# SHORT TASK
Copy out all lines where "flûte" appears.

# EXCERPTED RECORDS
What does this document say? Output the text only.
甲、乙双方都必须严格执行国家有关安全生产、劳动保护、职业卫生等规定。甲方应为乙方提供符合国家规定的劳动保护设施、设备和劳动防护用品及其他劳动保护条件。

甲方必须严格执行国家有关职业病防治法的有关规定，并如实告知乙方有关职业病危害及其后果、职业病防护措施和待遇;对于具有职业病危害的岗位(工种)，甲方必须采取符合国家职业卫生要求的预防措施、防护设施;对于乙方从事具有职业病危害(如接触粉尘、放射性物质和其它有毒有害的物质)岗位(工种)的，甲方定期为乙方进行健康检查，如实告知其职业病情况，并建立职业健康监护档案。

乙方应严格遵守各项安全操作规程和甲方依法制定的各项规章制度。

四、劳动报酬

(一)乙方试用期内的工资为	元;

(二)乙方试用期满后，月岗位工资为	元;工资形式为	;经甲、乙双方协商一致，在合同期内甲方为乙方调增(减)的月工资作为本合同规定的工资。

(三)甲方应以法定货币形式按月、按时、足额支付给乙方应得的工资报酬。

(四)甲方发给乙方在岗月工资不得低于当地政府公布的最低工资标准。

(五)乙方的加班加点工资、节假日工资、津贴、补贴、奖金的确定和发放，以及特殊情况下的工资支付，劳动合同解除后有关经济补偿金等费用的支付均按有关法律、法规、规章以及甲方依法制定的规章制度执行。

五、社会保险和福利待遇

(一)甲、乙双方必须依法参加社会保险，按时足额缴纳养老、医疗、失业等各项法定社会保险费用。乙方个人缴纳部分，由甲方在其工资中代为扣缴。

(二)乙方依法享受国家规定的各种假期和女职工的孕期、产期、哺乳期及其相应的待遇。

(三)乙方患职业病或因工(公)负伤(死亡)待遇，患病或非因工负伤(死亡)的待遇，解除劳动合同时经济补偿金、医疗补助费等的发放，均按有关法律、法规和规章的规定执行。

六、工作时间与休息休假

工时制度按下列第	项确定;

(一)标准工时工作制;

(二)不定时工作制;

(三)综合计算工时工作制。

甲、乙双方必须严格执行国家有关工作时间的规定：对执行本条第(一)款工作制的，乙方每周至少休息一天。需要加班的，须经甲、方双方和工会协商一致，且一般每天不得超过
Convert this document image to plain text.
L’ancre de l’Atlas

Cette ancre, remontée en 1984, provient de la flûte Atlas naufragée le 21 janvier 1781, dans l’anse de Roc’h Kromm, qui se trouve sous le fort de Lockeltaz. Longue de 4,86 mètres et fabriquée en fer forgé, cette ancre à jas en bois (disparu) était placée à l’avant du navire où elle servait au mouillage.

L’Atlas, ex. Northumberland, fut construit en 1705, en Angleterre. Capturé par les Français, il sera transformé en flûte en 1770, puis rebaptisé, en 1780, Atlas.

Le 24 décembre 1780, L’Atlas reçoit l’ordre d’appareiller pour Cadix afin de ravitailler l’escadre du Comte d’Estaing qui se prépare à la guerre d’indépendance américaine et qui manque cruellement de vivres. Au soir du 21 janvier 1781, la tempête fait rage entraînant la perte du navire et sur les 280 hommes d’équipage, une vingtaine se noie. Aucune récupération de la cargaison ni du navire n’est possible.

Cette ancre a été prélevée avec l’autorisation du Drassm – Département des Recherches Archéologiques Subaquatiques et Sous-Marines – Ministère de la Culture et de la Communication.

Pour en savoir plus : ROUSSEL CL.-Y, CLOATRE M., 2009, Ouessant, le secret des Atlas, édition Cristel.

# TASK RESPONSE
Cette ancre, remontée en 1984, provient de la flûte Atlas naufragée le 21 janvier 1781, dans l’anse de Roc’h Kromm, qui se trouve sous le fort de Lockeltaz. Longue de 4,86 mètres et fabriquée en fer forgé, cette ancre à jas en bois (disparu) était placée à l’avant du navire où elle servait au mouillage.
L’Atlas, ex. Northumberland, fut construit en 1705, en Angleterre. Capturé par les Français, il sera transformé en flûte en 1770, puis rebaptisé, en 1780, Atlas.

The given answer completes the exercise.